#### Given records

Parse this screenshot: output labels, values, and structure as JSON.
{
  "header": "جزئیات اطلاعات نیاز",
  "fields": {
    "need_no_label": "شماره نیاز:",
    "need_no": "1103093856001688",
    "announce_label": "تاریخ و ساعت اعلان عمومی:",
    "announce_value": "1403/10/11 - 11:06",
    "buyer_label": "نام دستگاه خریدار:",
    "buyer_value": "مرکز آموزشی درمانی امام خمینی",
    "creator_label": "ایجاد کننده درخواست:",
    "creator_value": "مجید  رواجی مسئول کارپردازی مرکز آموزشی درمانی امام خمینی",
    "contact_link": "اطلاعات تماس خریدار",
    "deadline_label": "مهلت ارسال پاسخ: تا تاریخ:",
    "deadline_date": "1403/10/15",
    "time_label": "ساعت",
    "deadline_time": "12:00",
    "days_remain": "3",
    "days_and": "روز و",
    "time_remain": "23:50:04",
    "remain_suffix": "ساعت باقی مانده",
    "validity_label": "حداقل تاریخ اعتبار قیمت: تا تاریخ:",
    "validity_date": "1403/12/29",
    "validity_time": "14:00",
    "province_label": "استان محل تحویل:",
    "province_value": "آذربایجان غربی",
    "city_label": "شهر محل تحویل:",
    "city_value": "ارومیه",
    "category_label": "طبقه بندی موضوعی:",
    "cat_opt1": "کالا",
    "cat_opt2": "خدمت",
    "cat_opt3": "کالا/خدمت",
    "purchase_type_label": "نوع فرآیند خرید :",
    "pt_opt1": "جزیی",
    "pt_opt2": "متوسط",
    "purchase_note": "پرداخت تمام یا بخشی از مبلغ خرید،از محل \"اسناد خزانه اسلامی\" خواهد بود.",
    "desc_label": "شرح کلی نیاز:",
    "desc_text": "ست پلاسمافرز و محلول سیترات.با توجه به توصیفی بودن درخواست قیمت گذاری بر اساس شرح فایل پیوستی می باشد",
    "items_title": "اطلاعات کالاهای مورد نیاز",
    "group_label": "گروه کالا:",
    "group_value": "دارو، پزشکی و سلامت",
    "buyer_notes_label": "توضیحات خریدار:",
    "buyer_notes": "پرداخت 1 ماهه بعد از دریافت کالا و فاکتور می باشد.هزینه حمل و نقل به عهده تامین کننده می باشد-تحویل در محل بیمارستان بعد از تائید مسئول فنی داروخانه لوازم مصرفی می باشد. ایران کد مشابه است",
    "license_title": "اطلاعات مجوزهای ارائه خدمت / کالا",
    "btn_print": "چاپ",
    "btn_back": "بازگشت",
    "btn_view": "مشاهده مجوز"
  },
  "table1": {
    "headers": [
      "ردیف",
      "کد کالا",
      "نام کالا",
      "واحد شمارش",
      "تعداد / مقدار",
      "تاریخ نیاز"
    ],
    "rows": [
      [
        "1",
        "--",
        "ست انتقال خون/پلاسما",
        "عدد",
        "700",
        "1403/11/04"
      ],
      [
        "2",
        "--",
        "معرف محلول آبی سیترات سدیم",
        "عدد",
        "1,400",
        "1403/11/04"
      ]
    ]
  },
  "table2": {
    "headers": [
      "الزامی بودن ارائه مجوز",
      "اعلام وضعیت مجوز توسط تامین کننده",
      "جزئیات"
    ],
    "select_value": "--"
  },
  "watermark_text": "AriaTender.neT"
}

########

▶ Aim of the exercise: Please quote the data above in full, with no line missing.

▶ Result for this task:
Parse this screenshot: output labels, values, and structure as JSON.
{
  "header": "جزئیات اطلاعات نیاز",
  "fields": {
    "need_no_label": "شماره نیاز:",
    "need_no": "1103093856001688",
    "announce_label": "تاریخ و ساعت اعلان عمومی:",
    "announce_value": "1403/10/11 - 11:06",
    "buyer_label": "نام دستگاه خریدار:",
    "buyer_value": "مرکز آموزشی درمانی امام خمینی",
    "creator_label": "ایجاد کننده درخواست:",
    "creator_value": "مجید  رواجی مسئول کارپردازی مرکز آموزشی درمانی امام خمینی",
    "contact_link": "اطلاعات تماس خریدار",
    "deadline_label": "مهلت ارسال پاسخ: تا تاریخ:",
    "deadline_date": "1403/10/15",
    "time_label": "ساعت",
    "deadline_time": "12:00",
    "days_remain": "3",
    "days_and": "روز و",
    "time_remain": "23:50:04",
    "remain_suffix": "ساعت باقی مانده",
    "validity_label": "حداقل تاریخ اعتبار قیمت: تا تاریخ:",
    "validity_date": "1403/12/29",
    "validity_time": "14:00",
    "province_label": "استان محل تحویل:",
    "province_value": "آذربایجان غربی",
    "city_label": "شهر محل تحویل:",
    "city_value": "ارومیه",
    "category_label": "طبقه بندی موضوعی:",
    "cat_opt1": "کالا",
    "cat_opt2": "خدمت",
    "cat_opt3": "کالا/خدمت",
    "purchase_type_label": "نوع فرآیند خرید :",
    "pt_opt1": "جزیی",
    "pt_opt2": "متوسط",
    "purchase_note": "پرداخت تمام یا بخشی از مبلغ خرید،از محل \"اسناد خزانه اسلامی\" خواهد بود.",
    "desc_label": "شرح کلی نیاز:",
    "desc_text": "ست پلاسمافرز و محلول سیترات.با توجه به توصیفی بودن درخواست قیمت گذاری بر اساس شرح فایل پیوستی می باشد",
    "items_title": "اطلاعات کالاهای مورد نیاز",
    "group_label": "گروه کالا:",
    "group_value": "دارو، پزشکی و سلامت",
    "buyer_notes_label": "توضیحات خریدار:",
    "buyer_notes": "پرداخت 1 ماهه بعد از دریافت کالا و فاکتور می باشد.هزینه حمل و نقل به عهده تامین کننده می باشد-تحویل در محل بیمارستان بعد از تائید مسئول فنی داروخانه لوازم مصرفی می باشد. ایران کد مشابه است",
    "license_title": "اطلاعات مجوزهای ارائه خدمت / کالا",
    "btn_print": "چاپ",
    "btn_back": "بازگشت",
    "btn_view": "مشاهده مجوز"
  },
  "table1": {
    "headers": [
      "ردیف",
      "کد کالا",
      "نام کالا",
      "واحد شمارش",
      "تعداد / مقدار",
      "تاریخ نیاز"
    ],
    "rows": [
      [
        "1",
        "--",
        "ست انتقال خون/پلاسما",
        "عدد",
        "700",
        "1403/11/04"
      ],
      [
        "2",
        "--",
        "معرف محلول آبی سیترات سدیم",
        "عدد",
        "1,400",
        "1403/11/04"
      ]
    ]
  },
  "table2": {
    "headers": [
      "الزامی بودن ارائه مجوز",
      "اعلام وضعیت مجوز توسط تامین کننده",
      "جزئیات"
    ],
    "select_value": "--"
  },
  "watermark_text": "AriaTender.neT"
}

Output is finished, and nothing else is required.